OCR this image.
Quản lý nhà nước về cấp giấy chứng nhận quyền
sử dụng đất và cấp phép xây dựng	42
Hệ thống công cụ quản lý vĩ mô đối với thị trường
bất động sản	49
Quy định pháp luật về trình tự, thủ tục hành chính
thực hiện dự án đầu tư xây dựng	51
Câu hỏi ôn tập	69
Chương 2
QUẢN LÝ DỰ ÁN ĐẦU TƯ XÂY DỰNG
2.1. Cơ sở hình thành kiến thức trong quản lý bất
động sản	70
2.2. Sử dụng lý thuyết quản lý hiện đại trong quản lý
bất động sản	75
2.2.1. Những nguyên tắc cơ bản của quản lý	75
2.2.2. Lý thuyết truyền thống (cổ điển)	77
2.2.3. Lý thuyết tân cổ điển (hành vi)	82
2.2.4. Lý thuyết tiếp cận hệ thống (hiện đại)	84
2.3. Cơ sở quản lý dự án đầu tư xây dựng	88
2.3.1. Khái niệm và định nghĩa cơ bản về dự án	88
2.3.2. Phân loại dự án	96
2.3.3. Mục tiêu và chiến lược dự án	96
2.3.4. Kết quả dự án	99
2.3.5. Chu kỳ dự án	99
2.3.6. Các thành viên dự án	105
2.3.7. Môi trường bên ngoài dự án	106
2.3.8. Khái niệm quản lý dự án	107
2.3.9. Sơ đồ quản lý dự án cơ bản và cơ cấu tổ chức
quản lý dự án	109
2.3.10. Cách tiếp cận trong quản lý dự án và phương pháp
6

######

Request — Reproduce the data shown above exactly.

Solution below —
OCR this image.
Quản lý nhà nước về cấp giấy chứng nhận quyền
sử dụng đất và cấp phép xây dựng	42
Hệ thống công cụ quản lý vĩ mô đối với thị trường
bất động sản	49
Quy định pháp luật về trình tự, thủ tục hành chính
thực hiện dự án đầu tư xây dựng	51
Câu hỏi ôn tập	69
Chương 2
QUẢN LÝ DỰ ÁN ĐẦU TƯ XÂY DỰNG
2.1. Cơ sở hình thành kiến thức trong quản lý bất
động sản	70
2.2. Sử dụng lý thuyết quản lý hiện đại trong quản lý
bất động sản	75
2.2.1. Những nguyên tắc cơ bản của quản lý	75
2.2.2. Lý thuyết truyền thống (cổ điển)	77
2.2.3. Lý thuyết tân cổ điển (hành vi)	82
2.2.4. Lý thuyết tiếp cận hệ thống (hiện đại)	84
2.3. Cơ sở quản lý dự án đầu tư xây dựng	88
2.3.1. Khái niệm và định nghĩa cơ bản về dự án	88
2.3.2. Phân loại dự án	96
2.3.3. Mục tiêu và chiến lược dự án	96
2.3.4. Kết quả dự án	99
2.3.5. Chu kỳ dự án	99
2.3.6. Các thành viên dự án	105
2.3.7. Môi trường bên ngoài dự án	106
2.3.8. Khái niệm quản lý dự án	107
2.3.9. Sơ đồ quản lý dự án cơ bản và cơ cấu tổ chức
quản lý dự án	109
2.3.10. Cách tiếp cận trong quản lý dự án và phương pháp
6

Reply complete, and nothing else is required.